:: SET EXERCISE ::
Transcribe the listing verbatim. Do not carry over any pictures.

:: EXERCISE DATA ::
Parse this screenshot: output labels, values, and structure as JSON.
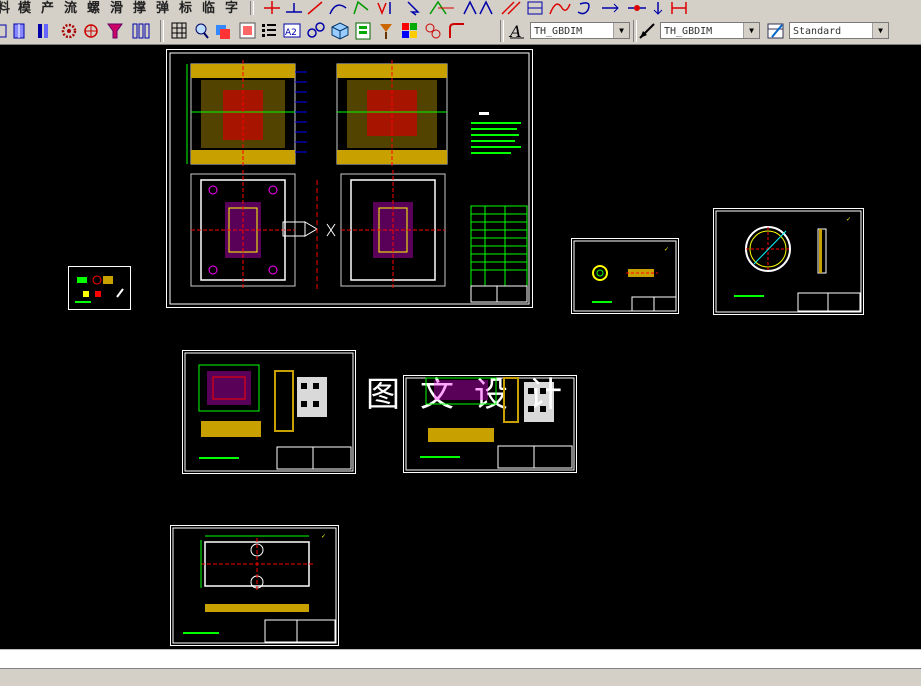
{
  "menu_row": {
    "labels": [
      "料",
      "模",
      "产",
      "流",
      "螺",
      "滑",
      "撑",
      "弹",
      "标",
      "临",
      "字"
    ]
  },
  "toolbar": {
    "text_style_value": "TH_GBDIM",
    "dim_style_value": "TH_GBDIM",
    "table_style_value": "Standard"
  },
  "canvas": {
    "watermark": "图文设计"
  }
}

:: SOLUTION FOR THIS EXERCISE ::
Parse this screenshot: output labels, values, and structure as JSON.
{
  "menu_row": {
    "labels": [
      "料",
      "模",
      "产",
      "流",
      "螺",
      "滑",
      "撑",
      "弹",
      "标",
      "临",
      "字"
    ]
  },
  "toolbar": {
    "text_style_value": "TH_GBDIM",
    "dim_style_value": "TH_GBDIM",
    "table_style_value": "Standard"
  },
  "canvas": {
    "watermark": "图文设计"
  }
}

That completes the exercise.